● Aim of the exercise: Without the pictures, can you quote each line below exactly?

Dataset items

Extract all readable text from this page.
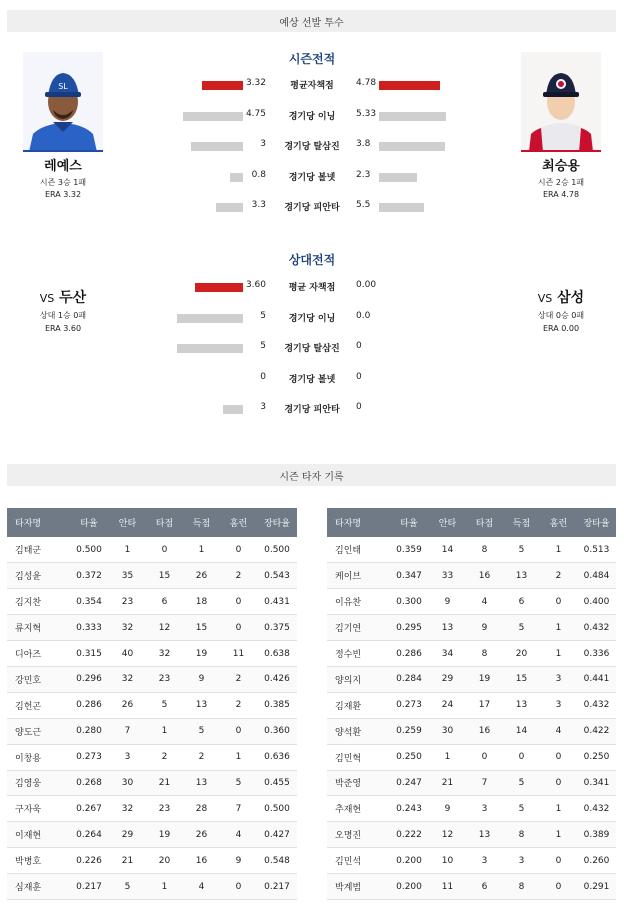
예상 선발 투수
시즌전적
SL
레예스
시즌 3승 1패
ERA 3.32
최승용
시즌 2승 1패
ERA 4.78
3.32	평균자책점	4.78
4.75	경기당 이닝	5.33
3	경기당 탈삼진	3.8
0.8	경기당 볼넷	2.3
3.3	경기당 피안타	5.5
상대전적
VS 두산
상대 1승 0패
ERA 3.60
VS 삼성
상대 0승 0패
ERA 0.00
3.60	평균 자책점	0.00
5	경기당 이닝	0.0
5	경기당 탈삼진	0
0	경기당 볼넷	0
3	경기당 피안타	0
시즌 타자 기록
타자명	타율	안타	타점	득점	홈런	장타율
김태군	0.500	1	0	1	0	0.500
김성윤	0.372	35	15	26	2	0.543
김지찬	0.354	23	6	18	0	0.431
류지혁	0.333	32	12	15	0	0.375
디아즈	0.315	40	32	19	11	0.638
강민호	0.296	32	23	9	2	0.426
김헌곤	0.286	26	5	13	2	0.385
양도근	0.280	7	1	5	0	0.360
이창용	0.273	3	2	2	1	0.636
김영웅	0.268	30	21	13	5	0.455
구자욱	0.267	32	23	28	7	0.500
이재현	0.264	29	19	26	4	0.427
박병호	0.226	21	20	16	9	0.548
심재훈	0.217	5	1	4	0	0.217
타자명	타율	안타	타점	득점	홈런	장타율
김인태	0.359	14	8	5	1	0.513
케이브	0.347	33	16	13	2	0.484
이유찬	0.300	9	4	6	0	0.400
김기연	0.295	13	9	5	1	0.432
정수빈	0.286	34	8	20	1	0.336
양의지	0.284	29	19	15	3	0.441
김재환	0.273	24	17	13	3	0.432
양석환	0.259	30	16	14	4	0.422
김민혁	0.250	1	0	0	0	0.250
박준영	0.247	21	7	5	0	0.341
추재현	0.243	9	3	5	1	0.432
오명진	0.222	12	13	8	1	0.389
김민석	0.200	10	3	3	0	0.260
박계범	0.200	11	6	8	0	0.291
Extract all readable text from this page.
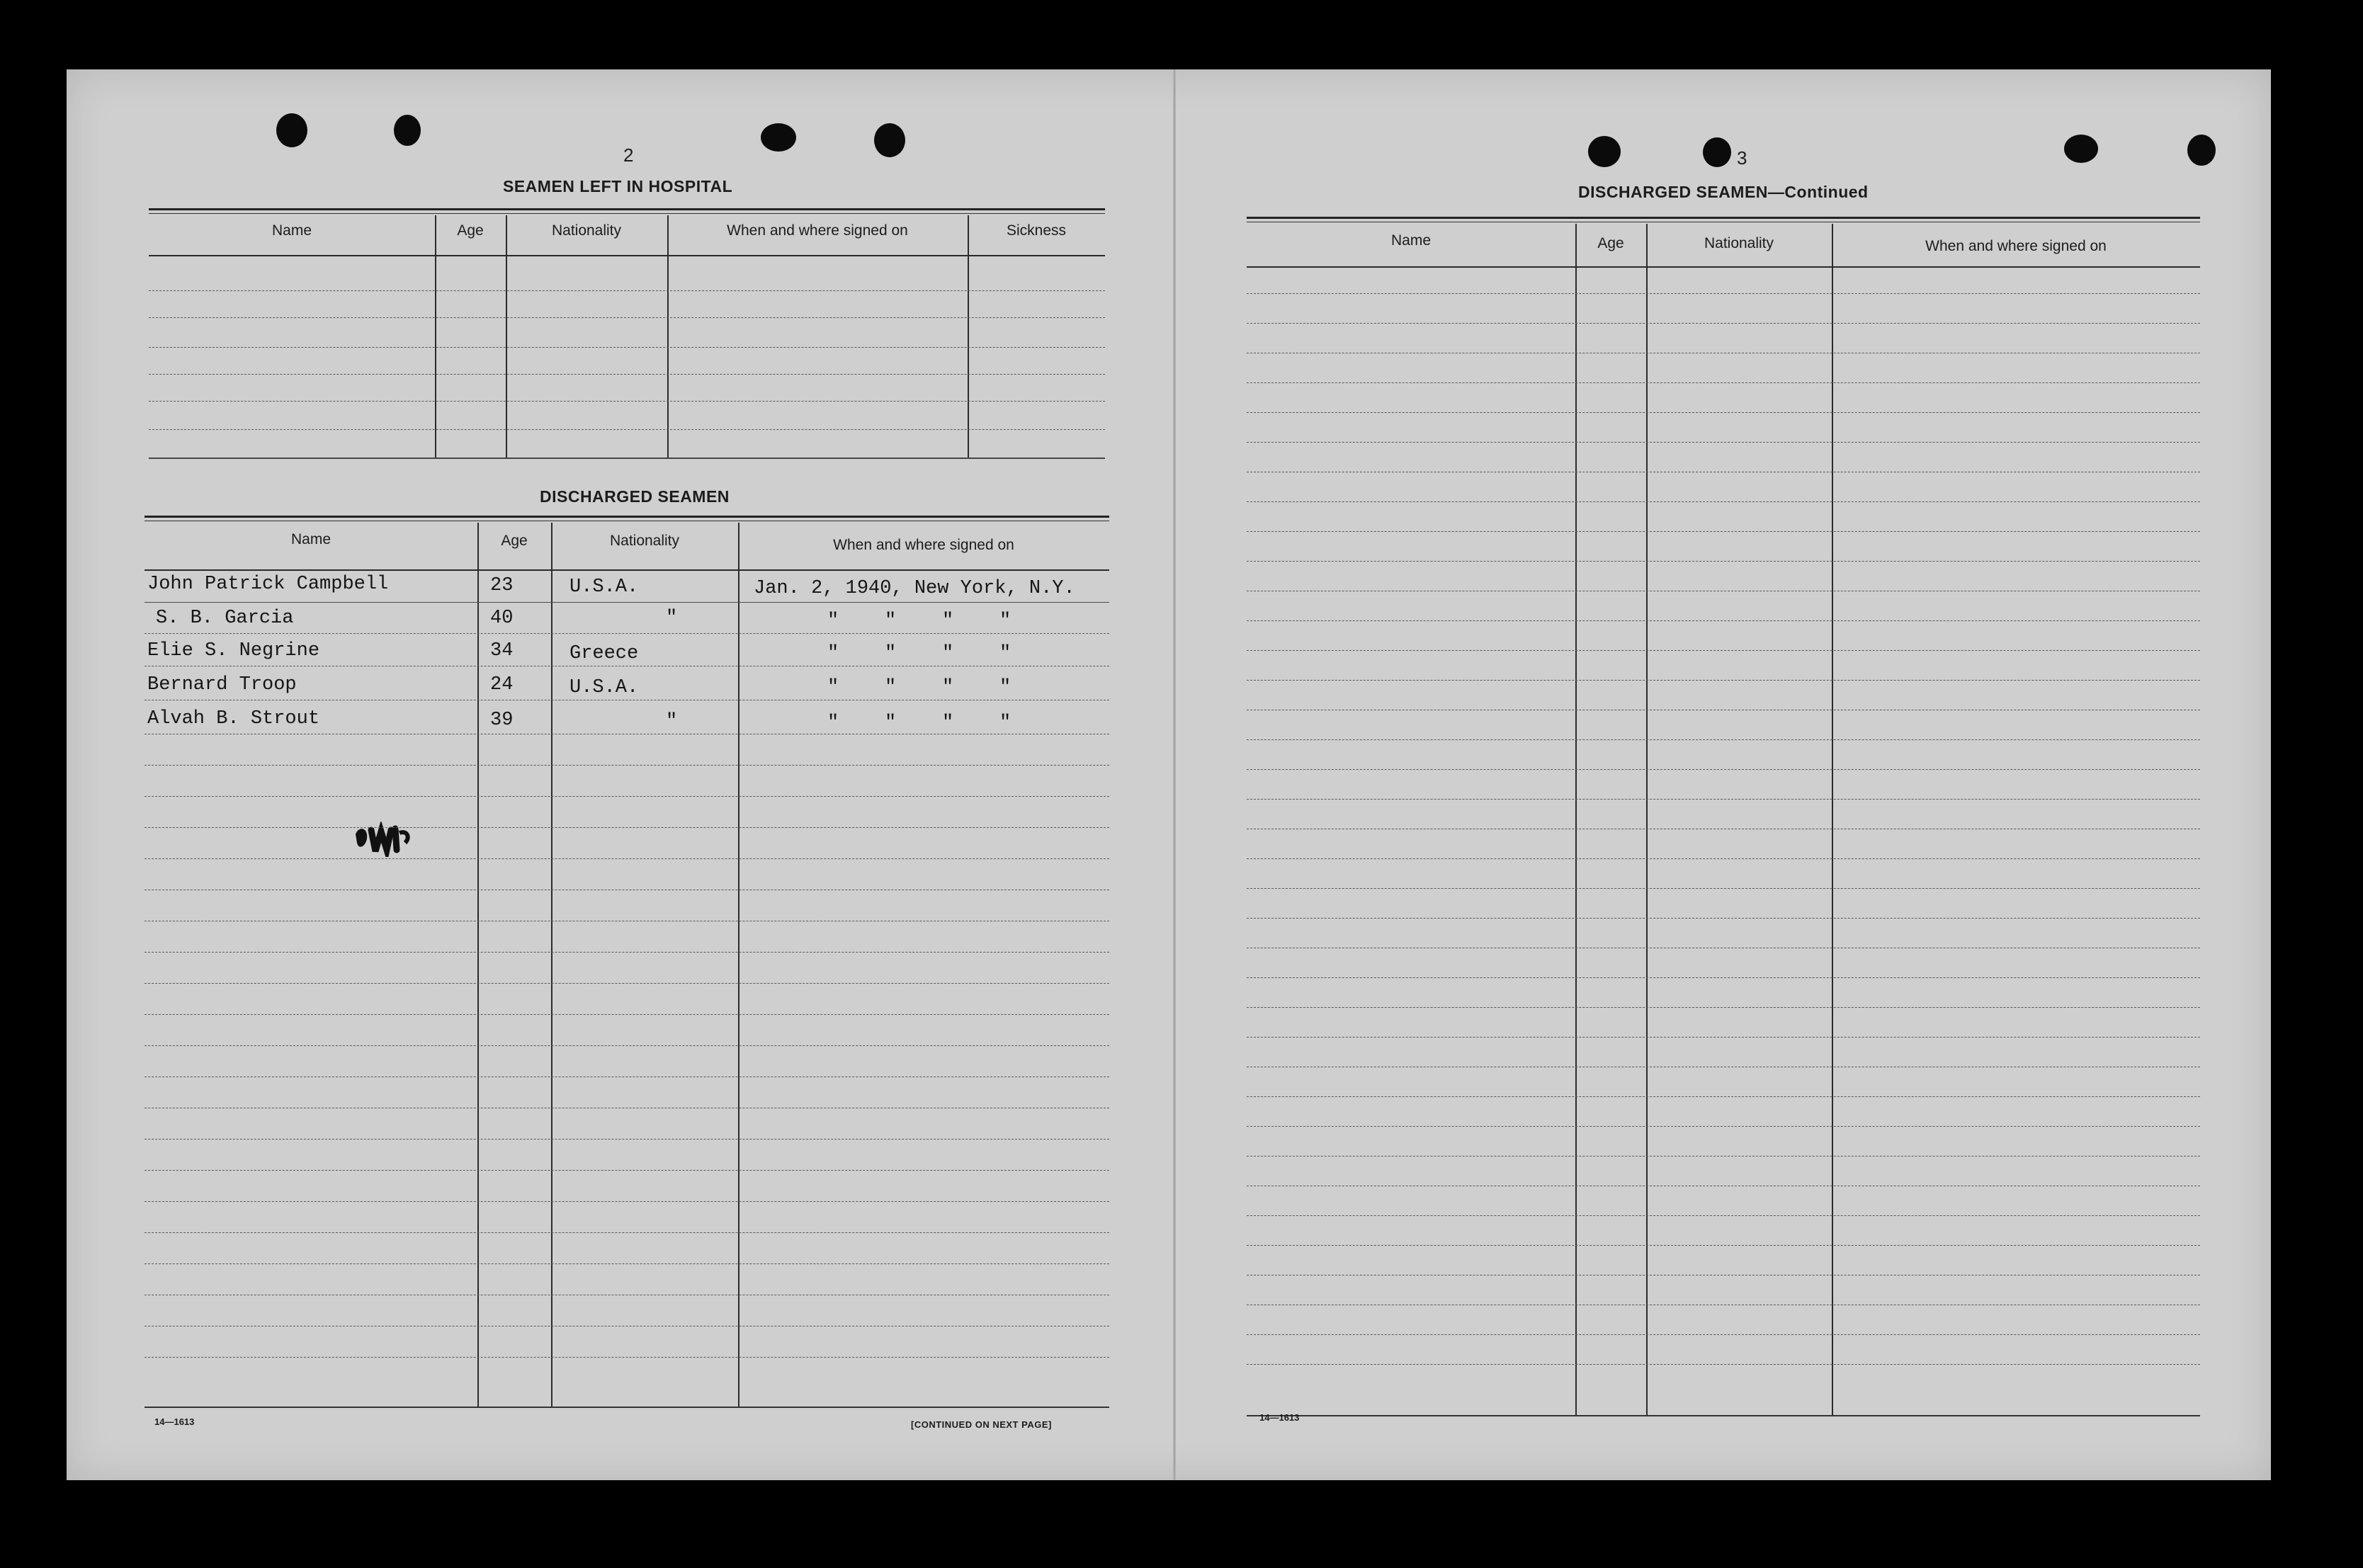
2
SEAMEN LEFT IN HOSPITAL
Name	Age	Nationality	When and where signed on	Sickness
DISCHARGED SEAMEN
Name	Age	Nationality	When and where signed on
John Patrick Campbell	23	U.S.A.	Jan. 2, 1940, New York, N.Y.
S. B. Garcia	40	"	"    "    "    "
Elie S. Negrine	34	Greece	"    "    "    "
Bernard Troop	24	U.S.A.	"    "    "    "
Alvah B. Strout	39	"	"    "    "    "
14—1613	[CONTINUED ON NEXT PAGE]
3
DISCHARGED SEAMEN—Continued
Name	Age	Nationality	When and where signed on
14—1613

● Result for this task:
Extract all readable text from this page.
예상 선발 투수
시즌전적
SL
레예스
시즌 3승 1패
ERA 3.32
최승용
시즌 2승 1패
ERA 4.78
3.32	평균자책점	4.78
4.75	경기당 이닝	5.33
3	경기당 탈삼진	3.8
0.8	경기당 볼넷	2.3
3.3	경기당 피안타	5.5
상대전적
VS 두산
상대 1승 0패
ERA 3.60
VS 삼성
상대 0승 0패
ERA 0.00
3.60	평균 자책점	0.00
5	경기당 이닝	0.0
5	경기당 탈삼진	0
0	경기당 볼넷	0
3	경기당 피안타	0
시즌 타자 기록
타자명	타율	안타	타점	득점	홈런	장타율
김태군	0.500	1	0	1	0	0.500
김성윤	0.372	35	15	26	2	0.543
김지찬	0.354	23	6	18	0	0.431
류지혁	0.333	32	12	15	0	0.375
디아즈	0.315	40	32	19	11	0.638
강민호	0.296	32	23	9	2	0.426
김헌곤	0.286	26	5	13	2	0.385
양도근	0.280	7	1	5	0	0.360
이창용	0.273	3	2	2	1	0.636
김영웅	0.268	30	21	13	5	0.455
구자욱	0.267	32	23	28	7	0.500
이재현	0.264	29	19	26	4	0.427
박병호	0.226	21	20	16	9	0.548
심재훈	0.217	5	1	4	0	0.217
타자명	타율	안타	타점	득점	홈런	장타율
김인태	0.359	14	8	5	1	0.513
케이브	0.347	33	16	13	2	0.484
이유찬	0.300	9	4	6	0	0.400
김기연	0.295	13	9	5	1	0.432
정수빈	0.286	34	8	20	1	0.336
양의지	0.284	29	19	15	3	0.441
김재환	0.273	24	17	13	3	0.432
양석환	0.259	30	16	14	4	0.422
김민혁	0.250	1	0	0	0	0.250
박준영	0.247	21	7	5	0	0.341
추재현	0.243	9	3	5	1	0.432
오명진	0.222	12	13	8	1	0.389
김민석	0.200	10	3	3	0	0.260
박계범	0.200	11	6	8	0	0.291
Extract all readable text from this page.
2
SEAMEN LEFT IN HOSPITAL
Name	Age	Nationality	When and where signed on	Sickness
DISCHARGED SEAMEN
Name	Age	Nationality	When and where signed on
John Patrick Campbell	23	U.S.A.	Jan. 2, 1940, New York, N.Y.
S. B. Garcia	40	"	"    "    "    "
Elie S. Negrine	34	Greece	"    "    "    "
Bernard Troop	24	U.S.A.	"    "    "    "
Alvah B. Strout	39	"	"    "    "    "
14—1613	[CONTINUED ON NEXT PAGE]
3
DISCHARGED SEAMEN—Continued
Name	Age	Nationality	When and where signed on
14—1613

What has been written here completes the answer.